WHAT IS BEING ASKED → In the Compton suppression program summary below, what detector is used as the guard detector?

[BEGIN SELECTED EXCERPT]

Classification: 11.7.

Nature of problem:
Due to the Compton scattering, the gamma-ray spectrum will be ruined by the Compton backgrounds, any small peak in the Compton continuum generated by the intensed gamma peak will become invisible. To overcome this problem, a Compton suppression spectrometer is designed for the reduction of the Compton backgrounds.

Solution method:
A guard detector is added to the main detector for suppressing the Compton effects, typically, the main detector can be fully or partially covered by the guard detector. If any gamma-ray was scattered out of the main detector and detected by the guard detector, the Compton counts would be removed. Here we use Monte Carlo method to simulate the spectra that may have been measured by the Compton suppression spectrometer.

Restrictions:
In the program the simulation is restricted to the photon energy below 6 MeV, for the Bremsstrahlung radiation not yet being considered [2]. The program presented in our instruments' setting is the T and L shape Compton suppression spectrometer [1] and we use closed-end coaxial HPGe as the main detector and annular NaI(Tl) as the guard detector.

Unusual features:
1. The influence to the spectrum due to changes of the detector's shape, geometries and positions can be simulated directly.

[END SELECTED EXCERPT]
[BEGIN INFORMATION PROVIDED]

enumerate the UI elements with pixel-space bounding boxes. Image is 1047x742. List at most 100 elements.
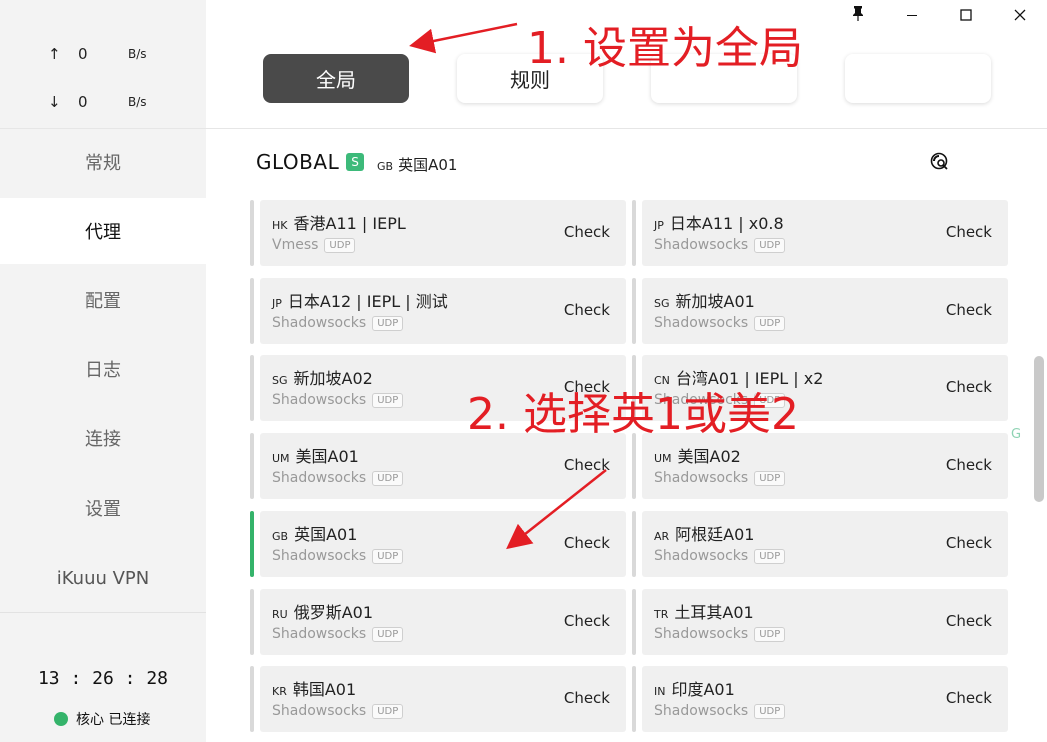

[END INFORMATION PROVIDED]

EXERCISE OUTPUT → An annular NaI(Tl) detector.